EXERCISE INSTRUCTIONS — Lines containing the word "title" should be extracted in full.
=== LISTING ===
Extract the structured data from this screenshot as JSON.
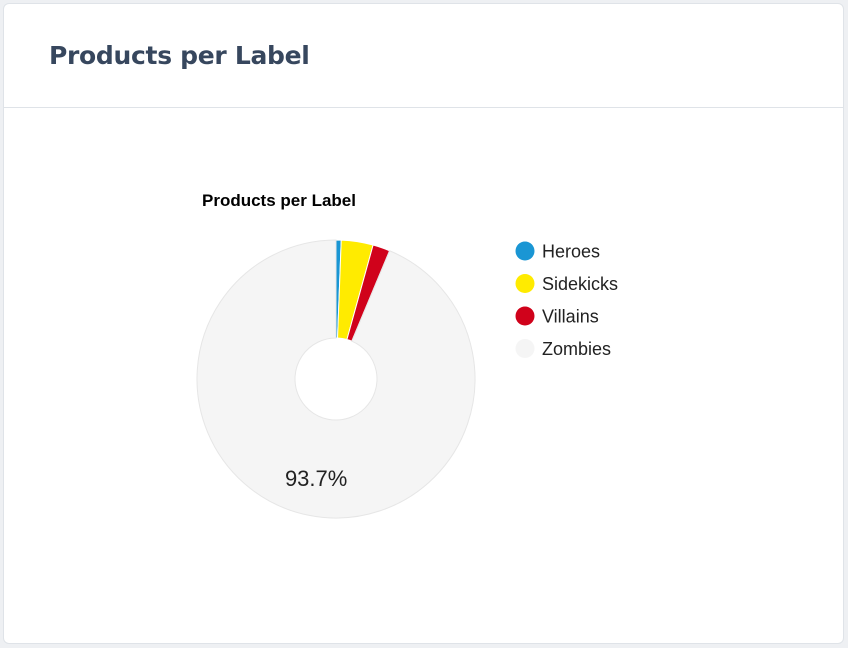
{
  "card": {
    "title": "Products per Label"
  },
  "chart_data": {
    "type": "pie",
    "title": "Products per Label",
    "donut": true,
    "legend_position": "right",
    "slices": [
      {
        "label": "Heroes",
        "value": 0.6,
        "color": "#1a96d4"
      },
      {
        "label": "Sidekicks",
        "value": 3.7,
        "color": "#ffeb00"
      },
      {
        "label": "Villains",
        "value": 2.0,
        "color": "#d0021b"
      },
      {
        "label": "Zombies",
        "value": 93.7,
        "color": "#f5f5f5"
      }
    ],
    "data_labels": [
      {
        "slice": "Zombies",
        "text": "93.7%"
      }
    ]
  }
}
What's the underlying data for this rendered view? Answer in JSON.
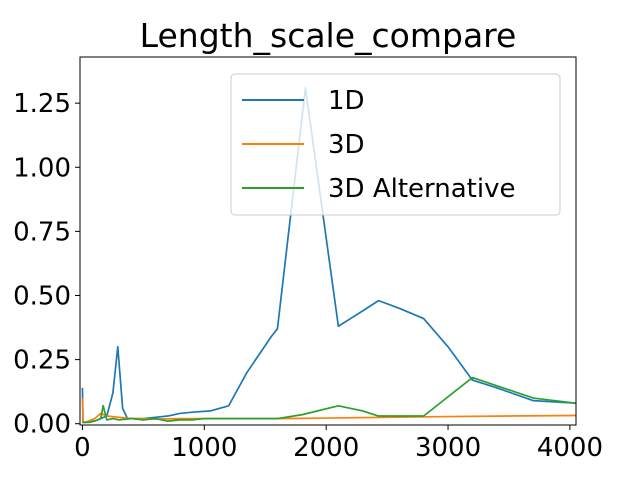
{
  "chart_data": {
    "type": "line",
    "title": "Length_scale_compare",
    "xlabel": "",
    "ylabel": "",
    "xlim": [
      -20,
      4050
    ],
    "ylim": [
      -0.005,
      1.43
    ],
    "xticks": [
      0,
      1000,
      2000,
      3000,
      4000
    ],
    "xtick_labels": [
      "0",
      "1000",
      "2000",
      "3000",
      "4000"
    ],
    "yticks": [
      0.0,
      0.25,
      0.5,
      0.75,
      1.0,
      1.25
    ],
    "ytick_labels": [
      "0.00",
      "0.25",
      "0.50",
      "0.75",
      "1.00",
      "1.25"
    ],
    "grid": false,
    "legend_position": "top-right",
    "series": [
      {
        "name": "1D",
        "color": "#1f77b4",
        "x": [
          0,
          5,
          10,
          50,
          100,
          150,
          200,
          250,
          290,
          330,
          370,
          500,
          600,
          700,
          800,
          900,
          1050,
          1200,
          1350,
          1550,
          1600,
          1830,
          2100,
          2200,
          2300,
          2430,
          2600,
          2800,
          3000,
          3200,
          3400,
          3700,
          4050
        ],
        "y": [
          0.14,
          0.005,
          0.005,
          0.01,
          0.01,
          0.02,
          0.03,
          0.12,
          0.3,
          0.06,
          0.02,
          0.02,
          0.025,
          0.03,
          0.04,
          0.045,
          0.05,
          0.07,
          0.2,
          0.34,
          0.37,
          1.31,
          0.38,
          0.41,
          0.44,
          0.48,
          0.45,
          0.41,
          0.3,
          0.17,
          0.14,
          0.09,
          0.08
        ]
      },
      {
        "name": "3D",
        "color": "#ff7f0e",
        "x": [
          0,
          5,
          20,
          50,
          100,
          150,
          200,
          300,
          400,
          500,
          600,
          800,
          1000,
          1200,
          1400,
          1600,
          2000,
          2500,
          3000,
          3500,
          4050
        ],
        "y": [
          0.1,
          0.005,
          0.005,
          0.01,
          0.02,
          0.04,
          0.03,
          0.025,
          0.02,
          0.02,
          0.018,
          0.02,
          0.02,
          0.02,
          0.02,
          0.02,
          0.022,
          0.025,
          0.028,
          0.03,
          0.032
        ]
      },
      {
        "name": "3D Alternative",
        "color": "#2ca02c",
        "x": [
          0,
          50,
          100,
          150,
          170,
          200,
          250,
          300,
          400,
          500,
          600,
          700,
          800,
          900,
          1000,
          1200,
          1400,
          1600,
          1800,
          2100,
          2300,
          2430,
          2800,
          3200,
          3700,
          4050
        ],
        "y": [
          0.005,
          0.005,
          0.01,
          0.02,
          0.07,
          0.015,
          0.02,
          0.015,
          0.02,
          0.015,
          0.02,
          0.01,
          0.015,
          0.015,
          0.02,
          0.02,
          0.02,
          0.02,
          0.035,
          0.07,
          0.05,
          0.03,
          0.03,
          0.18,
          0.1,
          0.08
        ]
      }
    ]
  }
}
===
REPLY —
    "title": "Products per Label"
    "title": "Products per Label",
    "title": "Length_scale_compare",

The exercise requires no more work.